Output all of the entries below precisely as written.

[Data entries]
* * * *
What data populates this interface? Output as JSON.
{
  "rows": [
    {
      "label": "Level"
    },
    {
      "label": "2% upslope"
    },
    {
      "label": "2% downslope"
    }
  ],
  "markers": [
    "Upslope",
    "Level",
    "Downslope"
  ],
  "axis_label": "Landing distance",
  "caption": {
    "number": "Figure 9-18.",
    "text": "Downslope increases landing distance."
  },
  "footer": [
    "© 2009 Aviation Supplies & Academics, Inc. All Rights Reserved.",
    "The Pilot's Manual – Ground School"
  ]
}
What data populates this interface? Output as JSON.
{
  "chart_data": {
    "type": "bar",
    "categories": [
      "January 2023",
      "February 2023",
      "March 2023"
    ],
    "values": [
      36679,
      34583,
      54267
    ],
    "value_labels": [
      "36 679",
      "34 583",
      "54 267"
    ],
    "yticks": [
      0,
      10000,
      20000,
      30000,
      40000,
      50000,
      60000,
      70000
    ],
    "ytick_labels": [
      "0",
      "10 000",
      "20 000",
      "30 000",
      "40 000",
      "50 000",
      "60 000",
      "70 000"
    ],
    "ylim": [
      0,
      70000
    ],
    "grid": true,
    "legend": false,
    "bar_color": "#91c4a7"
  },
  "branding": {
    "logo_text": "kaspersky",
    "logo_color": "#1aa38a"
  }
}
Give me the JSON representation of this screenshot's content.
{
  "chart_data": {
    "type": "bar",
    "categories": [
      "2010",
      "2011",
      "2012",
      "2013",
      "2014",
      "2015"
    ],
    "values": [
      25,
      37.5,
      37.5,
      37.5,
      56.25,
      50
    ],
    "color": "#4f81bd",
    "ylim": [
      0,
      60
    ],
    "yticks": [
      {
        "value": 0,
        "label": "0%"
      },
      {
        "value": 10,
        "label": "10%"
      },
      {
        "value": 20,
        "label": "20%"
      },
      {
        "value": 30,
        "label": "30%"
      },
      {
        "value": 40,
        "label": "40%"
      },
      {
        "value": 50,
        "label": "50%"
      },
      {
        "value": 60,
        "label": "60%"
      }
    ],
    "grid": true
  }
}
* * * *
| ANSWER FOR THE TASK |
What data populates this interface? Output as JSON.
{
  "rows": [
    {
      "label": "Level"
    },
    {
      "label": "2% upslope"
    },
    {
      "label": "2% downslope"
    }
  ],
  "markers": [
    "Upslope",
    "Level",
    "Downslope"
  ],
  "axis_label": "Landing distance",
  "caption": {
    "number": "Figure 9-18.",
    "text": "Downslope increases landing distance."
  },
  "footer": [
    "© 2009 Aviation Supplies & Academics, Inc. All Rights Reserved.",
    "The Pilot's Manual – Ground School"
  ]
}
What data populates this interface? Output as JSON.
{
  "chart_data": {
    "type": "bar",
    "categories": [
      "January 2023",
      "February 2023",
      "March 2023"
    ],
    "values": [
      36679,
      34583,
      54267
    ],
    "value_labels": [
      "36 679",
      "34 583",
      "54 267"
    ],
    "yticks": [
      0,
      10000,
      20000,
      30000,
      40000,
      50000,
      60000,
      70000
    ],
    "ytick_labels": [
      "0",
      "10 000",
      "20 000",
      "30 000",
      "40 000",
      "50 000",
      "60 000",
      "70 000"
    ],
    "ylim": [
      0,
      70000
    ],
    "grid": true,
    "legend": false,
    "bar_color": "#91c4a7"
  },
  "branding": {
    "logo_text": "kaspersky",
    "logo_color": "#1aa38a"
  }
}
Give me the JSON representation of this screenshot's content.
{
  "chart_data": {
    "type": "bar",
    "categories": [
      "2010",
      "2011",
      "2012",
      "2013",
      "2014",
      "2015"
    ],
    "values": [
      25,
      37.5,
      37.5,
      37.5,
      56.25,
      50
    ],
    "color": "#4f81bd",
    "ylim": [
      0,
      60
    ],
    "yticks": [
      {
        "value": 0,
        "label": "0%"
      },
      {
        "value": 10,
        "label": "10%"
      },
      {
        "value": 20,
        "label": "20%"
      },
      {
        "value": 30,
        "label": "30%"
      },
      {
        "value": 40,
        "label": "40%"
      },
      {
        "value": 50,
        "label": "50%"
      },
      {
        "value": 60,
        "label": "60%"
      }
    ],
    "grid": true
  }
}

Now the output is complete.